- [What is required] Omit the pictures and output every entry below exactly as written.
════
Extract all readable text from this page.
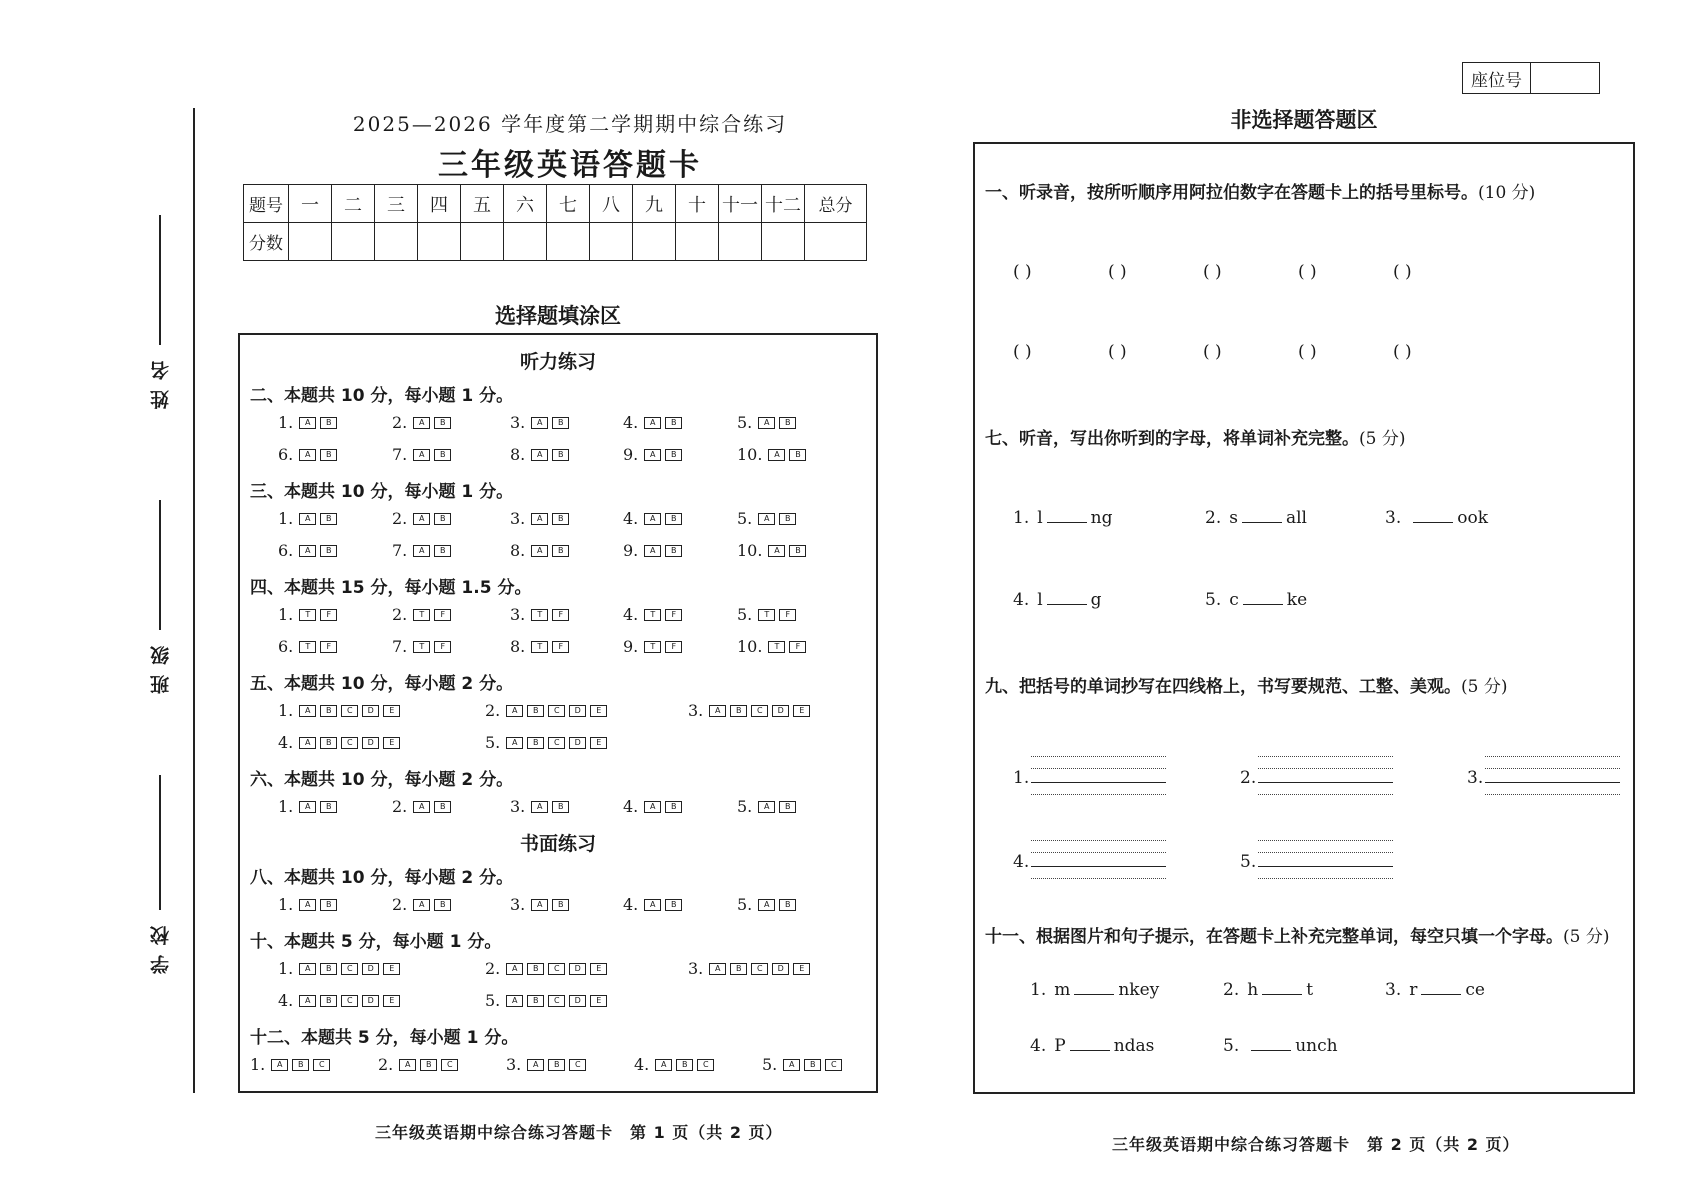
姓名
班级
学校
2025—2026 学年度第二学期期中综合练习
三年级英语答题卡
题号	一	二	三	四	五	六	七	八	九	十	十一	十二	总分
分数													
选择题填涂区
听力练习
二、本题共 10 分，每小题 1 分。
1.	A	B	2.	A	B	3.	A	B	4.	A	B	5.	A	B
6.	A	B	7.	A	B	8.	A	B	9.	A	B	10.	A	B
三、本题共 10 分，每小题 1 分。
1.	A	B	2.	A	B	3.	A	B	4.	A	B	5.	A	B
6.	A	B	7.	A	B	8.	A	B	9.	A	B	10.	A	B
四、本题共 15 分，每小题 1.5 分。
1.	T	F	2.	T	F	3.	T	F	4.	T	F	5.	T	F
6.	T	F	7.	T	F	8.	T	F	9.	T	F	10.	T	F
五、本题共 10 分，每小题 2 分。
1.	A	B	C	D	E	2.	A	B	C	D	E	3.	A	B	C	D	E
4.	A	B	C	D	E	5.	A	B	C	D	E
六、本题共 10 分，每小题 2 分。
1.	A	B	2.	A	B	3.	A	B	4.	A	B	5.	A	B
书面练习
八、本题共 10 分，每小题 2 分。
1.	A	B	2.	A	B	3.	A	B	4.	A	B	5.	A	B
十、本题共 5 分，每小题 1 分。
1.	A	B	C	D	E	2.	A	B	C	D	E	3.	A	B	C	D	E
4.	A	B	C	D	E	5.	A	B	C	D	E
十二、本题共 5 分，每小题 1 分。
1.	A	B	C	2.	A	B	C	3.	A	B	C	4.	A	B	C	5.	A	B	C
三年级英语期中综合练习答题卡　第 1 页（共 2 页）
座位号
非选择题答题区
一、听录音，按所听顺序用阿拉伯数字在答题卡上的括号里标号。(10 分)
( )	( )	( )	( )	( )
( )	( )	( )	( )	( )
七、听音，写出你听到的字母，将单词补充完整。(5 分)
1. l	ng	2. s	all	3.	ook
4. l	g	5. c	ke
九、把括号的单词抄写在四线格上，书写要规范、工整、美观。(5 分)
1.	2.	3.
4.	5.
十一、根据图片和句子提示，在答题卡上补充完整单词，每空只填一个字母。(5 分)
1. m	nkey	2. h	t	3. r	ce
4. P	ndas	5.	unch
三年级英语期中综合练习答题卡　第 2 页（共 2 页）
════
- [Answer to the task]
Extract all readable text from this page.
姓名
班级
学校
2025—2026 学年度第二学期期中综合练习
三年级英语答题卡
题号	一	二	三	四	五	六	七	八	九	十	十一	十二	总分
分数													
选择题填涂区
听力练习
二、本题共 10 分，每小题 1 分。
1.	A	B	2.	A	B	3.	A	B	4.	A	B	5.	A	B
6.	A	B	7.	A	B	8.	A	B	9.	A	B	10.	A	B
三、本题共 10 分，每小题 1 分。
1.	A	B	2.	A	B	3.	A	B	4.	A	B	5.	A	B
6.	A	B	7.	A	B	8.	A	B	9.	A	B	10.	A	B
四、本题共 15 分，每小题 1.5 分。
1.	T	F	2.	T	F	3.	T	F	4.	T	F	5.	T	F
6.	T	F	7.	T	F	8.	T	F	9.	T	F	10.	T	F
五、本题共 10 分，每小题 2 分。
1.	A	B	C	D	E	2.	A	B	C	D	E	3.	A	B	C	D	E
4.	A	B	C	D	E	5.	A	B	C	D	E
六、本题共 10 分，每小题 2 分。
1.	A	B	2.	A	B	3.	A	B	4.	A	B	5.	A	B
书面练习
八、本题共 10 分，每小题 2 分。
1.	A	B	2.	A	B	3.	A	B	4.	A	B	5.	A	B
十、本题共 5 分，每小题 1 分。
1.	A	B	C	D	E	2.	A	B	C	D	E	3.	A	B	C	D	E
4.	A	B	C	D	E	5.	A	B	C	D	E
十二、本题共 5 分，每小题 1 分。
1.	A	B	C	2.	A	B	C	3.	A	B	C	4.	A	B	C	5.	A	B	C
三年级英语期中综合练习答题卡　第 1 页（共 2 页）
座位号
非选择题答题区
一、听录音，按所听顺序用阿拉伯数字在答题卡上的括号里标号。(10 分)
( )	( )	( )	( )	( )
( )	( )	( )	( )	( )
七、听音，写出你听到的字母，将单词补充完整。(5 分)
1. l	ng	2. s	all	3.	ook
4. l	g	5. c	ke
九、把括号的单词抄写在四线格上，书写要规范、工整、美观。(5 分)
1.	2.	3.
4.	5.
十一、根据图片和句子提示，在答题卡上补充完整单词，每空只填一个字母。(5 分)
1. m	nkey	2. h	t	3. r	ce
4. P	ndas	5.	unch
三年级英语期中综合练习答题卡　第 2 页（共 2 页）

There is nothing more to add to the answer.